• [Set exercise]: From the listing below, extract every line in which the word "JSON" appears.

+++ Materials provided +++

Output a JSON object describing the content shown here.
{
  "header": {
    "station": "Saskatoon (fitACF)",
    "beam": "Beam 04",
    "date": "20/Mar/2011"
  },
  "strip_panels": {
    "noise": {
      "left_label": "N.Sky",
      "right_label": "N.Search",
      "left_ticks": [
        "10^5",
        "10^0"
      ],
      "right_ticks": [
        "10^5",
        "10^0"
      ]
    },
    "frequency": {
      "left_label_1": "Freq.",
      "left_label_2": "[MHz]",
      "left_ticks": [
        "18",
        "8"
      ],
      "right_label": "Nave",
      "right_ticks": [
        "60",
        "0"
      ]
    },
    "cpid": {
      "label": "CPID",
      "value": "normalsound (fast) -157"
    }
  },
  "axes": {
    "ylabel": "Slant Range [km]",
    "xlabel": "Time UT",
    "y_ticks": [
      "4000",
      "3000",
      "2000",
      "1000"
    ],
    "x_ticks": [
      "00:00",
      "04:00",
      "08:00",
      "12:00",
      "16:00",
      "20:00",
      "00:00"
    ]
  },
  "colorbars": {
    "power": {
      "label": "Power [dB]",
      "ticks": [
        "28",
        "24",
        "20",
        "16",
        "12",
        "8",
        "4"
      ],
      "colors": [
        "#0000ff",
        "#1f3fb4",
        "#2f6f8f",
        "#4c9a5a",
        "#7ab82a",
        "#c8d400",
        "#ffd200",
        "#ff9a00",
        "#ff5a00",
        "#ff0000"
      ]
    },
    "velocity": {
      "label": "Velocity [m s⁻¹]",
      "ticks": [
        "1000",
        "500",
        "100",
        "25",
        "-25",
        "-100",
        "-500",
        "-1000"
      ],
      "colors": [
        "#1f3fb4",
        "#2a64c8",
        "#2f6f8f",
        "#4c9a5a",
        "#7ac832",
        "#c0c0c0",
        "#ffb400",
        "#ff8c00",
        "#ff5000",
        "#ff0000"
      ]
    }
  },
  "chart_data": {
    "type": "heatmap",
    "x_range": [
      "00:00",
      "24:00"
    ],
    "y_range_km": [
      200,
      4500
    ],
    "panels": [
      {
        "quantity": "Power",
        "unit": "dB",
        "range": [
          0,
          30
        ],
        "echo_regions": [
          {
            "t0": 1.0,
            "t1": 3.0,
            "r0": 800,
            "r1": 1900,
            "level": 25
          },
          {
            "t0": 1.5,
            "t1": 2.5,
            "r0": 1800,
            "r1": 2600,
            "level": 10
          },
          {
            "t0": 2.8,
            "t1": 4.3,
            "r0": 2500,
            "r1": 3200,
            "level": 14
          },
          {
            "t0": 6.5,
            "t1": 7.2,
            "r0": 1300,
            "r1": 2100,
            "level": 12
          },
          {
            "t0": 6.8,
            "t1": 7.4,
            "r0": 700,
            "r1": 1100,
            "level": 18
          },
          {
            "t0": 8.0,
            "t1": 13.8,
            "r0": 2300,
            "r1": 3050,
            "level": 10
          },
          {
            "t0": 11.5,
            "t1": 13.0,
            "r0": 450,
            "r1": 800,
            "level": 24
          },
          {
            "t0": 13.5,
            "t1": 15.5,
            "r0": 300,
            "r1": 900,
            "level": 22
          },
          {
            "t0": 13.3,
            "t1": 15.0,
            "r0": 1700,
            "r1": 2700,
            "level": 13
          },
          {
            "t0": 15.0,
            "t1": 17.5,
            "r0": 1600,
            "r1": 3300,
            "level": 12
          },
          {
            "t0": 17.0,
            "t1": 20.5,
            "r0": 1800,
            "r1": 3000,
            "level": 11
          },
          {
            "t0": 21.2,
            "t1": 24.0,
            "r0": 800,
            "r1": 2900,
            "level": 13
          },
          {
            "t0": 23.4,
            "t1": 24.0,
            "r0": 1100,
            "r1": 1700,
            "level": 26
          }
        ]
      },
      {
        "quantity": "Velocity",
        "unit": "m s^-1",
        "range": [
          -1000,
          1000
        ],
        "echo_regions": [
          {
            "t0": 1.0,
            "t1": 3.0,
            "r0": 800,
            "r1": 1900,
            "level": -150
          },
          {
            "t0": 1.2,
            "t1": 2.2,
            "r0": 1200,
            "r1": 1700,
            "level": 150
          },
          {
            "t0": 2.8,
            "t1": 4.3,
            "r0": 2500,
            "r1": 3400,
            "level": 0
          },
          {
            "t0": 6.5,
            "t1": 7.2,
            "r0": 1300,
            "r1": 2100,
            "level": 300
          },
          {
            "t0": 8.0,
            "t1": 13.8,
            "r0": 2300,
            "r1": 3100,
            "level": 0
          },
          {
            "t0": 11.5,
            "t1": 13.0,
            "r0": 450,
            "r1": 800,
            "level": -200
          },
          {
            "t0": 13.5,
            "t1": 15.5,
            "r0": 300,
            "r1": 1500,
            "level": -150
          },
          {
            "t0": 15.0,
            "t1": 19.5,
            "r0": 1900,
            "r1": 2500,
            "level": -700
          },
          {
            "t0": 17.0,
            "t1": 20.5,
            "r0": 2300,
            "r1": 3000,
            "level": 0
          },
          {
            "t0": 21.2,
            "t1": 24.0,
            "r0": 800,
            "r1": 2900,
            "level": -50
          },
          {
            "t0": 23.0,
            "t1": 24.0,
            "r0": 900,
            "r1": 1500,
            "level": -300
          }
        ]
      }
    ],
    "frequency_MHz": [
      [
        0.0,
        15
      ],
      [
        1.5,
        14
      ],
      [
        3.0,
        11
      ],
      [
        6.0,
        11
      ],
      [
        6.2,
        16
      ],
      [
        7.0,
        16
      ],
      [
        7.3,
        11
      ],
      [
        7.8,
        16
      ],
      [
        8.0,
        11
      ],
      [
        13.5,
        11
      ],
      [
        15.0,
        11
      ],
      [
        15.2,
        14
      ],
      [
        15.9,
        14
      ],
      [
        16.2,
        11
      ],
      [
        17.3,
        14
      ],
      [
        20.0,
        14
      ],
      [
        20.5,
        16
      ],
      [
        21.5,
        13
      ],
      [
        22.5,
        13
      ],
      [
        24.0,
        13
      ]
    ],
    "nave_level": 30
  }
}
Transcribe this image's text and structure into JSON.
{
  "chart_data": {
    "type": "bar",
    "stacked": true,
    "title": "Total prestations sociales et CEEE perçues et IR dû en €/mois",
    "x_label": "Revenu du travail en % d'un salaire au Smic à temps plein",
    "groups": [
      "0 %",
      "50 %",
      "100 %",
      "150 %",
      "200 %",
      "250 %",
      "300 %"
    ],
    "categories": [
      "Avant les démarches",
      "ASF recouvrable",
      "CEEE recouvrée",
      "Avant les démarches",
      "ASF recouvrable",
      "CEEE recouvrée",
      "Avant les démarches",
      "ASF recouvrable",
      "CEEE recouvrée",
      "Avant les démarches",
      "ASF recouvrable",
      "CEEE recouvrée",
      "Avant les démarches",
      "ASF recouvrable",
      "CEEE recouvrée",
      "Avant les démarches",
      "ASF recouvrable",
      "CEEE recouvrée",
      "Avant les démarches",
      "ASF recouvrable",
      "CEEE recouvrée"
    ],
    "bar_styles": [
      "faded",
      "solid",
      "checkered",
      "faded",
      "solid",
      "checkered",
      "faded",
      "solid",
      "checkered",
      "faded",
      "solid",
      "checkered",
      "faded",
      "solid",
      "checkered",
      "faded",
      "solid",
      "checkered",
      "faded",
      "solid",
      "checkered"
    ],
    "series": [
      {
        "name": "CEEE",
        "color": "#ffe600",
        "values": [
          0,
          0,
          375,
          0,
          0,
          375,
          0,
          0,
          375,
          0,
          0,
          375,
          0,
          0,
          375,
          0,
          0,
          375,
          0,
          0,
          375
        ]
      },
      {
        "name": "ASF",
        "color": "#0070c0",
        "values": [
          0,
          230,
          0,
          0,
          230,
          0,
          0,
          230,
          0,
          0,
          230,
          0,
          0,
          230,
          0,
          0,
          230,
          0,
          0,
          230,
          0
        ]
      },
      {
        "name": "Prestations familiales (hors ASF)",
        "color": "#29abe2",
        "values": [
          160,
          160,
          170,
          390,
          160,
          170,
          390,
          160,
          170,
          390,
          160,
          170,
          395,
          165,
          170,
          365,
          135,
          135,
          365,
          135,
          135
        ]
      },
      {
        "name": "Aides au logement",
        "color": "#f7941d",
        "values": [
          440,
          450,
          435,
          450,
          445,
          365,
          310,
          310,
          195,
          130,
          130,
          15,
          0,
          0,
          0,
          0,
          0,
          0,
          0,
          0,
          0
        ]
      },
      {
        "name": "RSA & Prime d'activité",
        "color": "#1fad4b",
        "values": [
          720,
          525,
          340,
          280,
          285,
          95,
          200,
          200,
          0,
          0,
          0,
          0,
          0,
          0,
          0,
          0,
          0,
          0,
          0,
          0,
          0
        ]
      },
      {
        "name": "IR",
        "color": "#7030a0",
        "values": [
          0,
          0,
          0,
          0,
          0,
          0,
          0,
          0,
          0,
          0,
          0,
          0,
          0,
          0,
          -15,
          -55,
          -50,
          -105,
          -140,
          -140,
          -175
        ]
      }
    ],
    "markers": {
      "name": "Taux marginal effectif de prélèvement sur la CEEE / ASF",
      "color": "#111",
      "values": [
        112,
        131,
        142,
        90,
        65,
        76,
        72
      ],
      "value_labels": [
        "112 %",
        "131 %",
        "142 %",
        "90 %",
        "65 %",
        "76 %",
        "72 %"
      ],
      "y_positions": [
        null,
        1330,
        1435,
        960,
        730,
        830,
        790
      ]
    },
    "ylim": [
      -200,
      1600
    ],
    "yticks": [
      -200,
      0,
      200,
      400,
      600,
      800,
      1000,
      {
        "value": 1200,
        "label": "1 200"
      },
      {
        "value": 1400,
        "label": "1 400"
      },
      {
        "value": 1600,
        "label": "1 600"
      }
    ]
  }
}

+++

• [Complete answer]:
Output a JSON object describing the content shown here.
Transcribe this image's text and structure into JSON.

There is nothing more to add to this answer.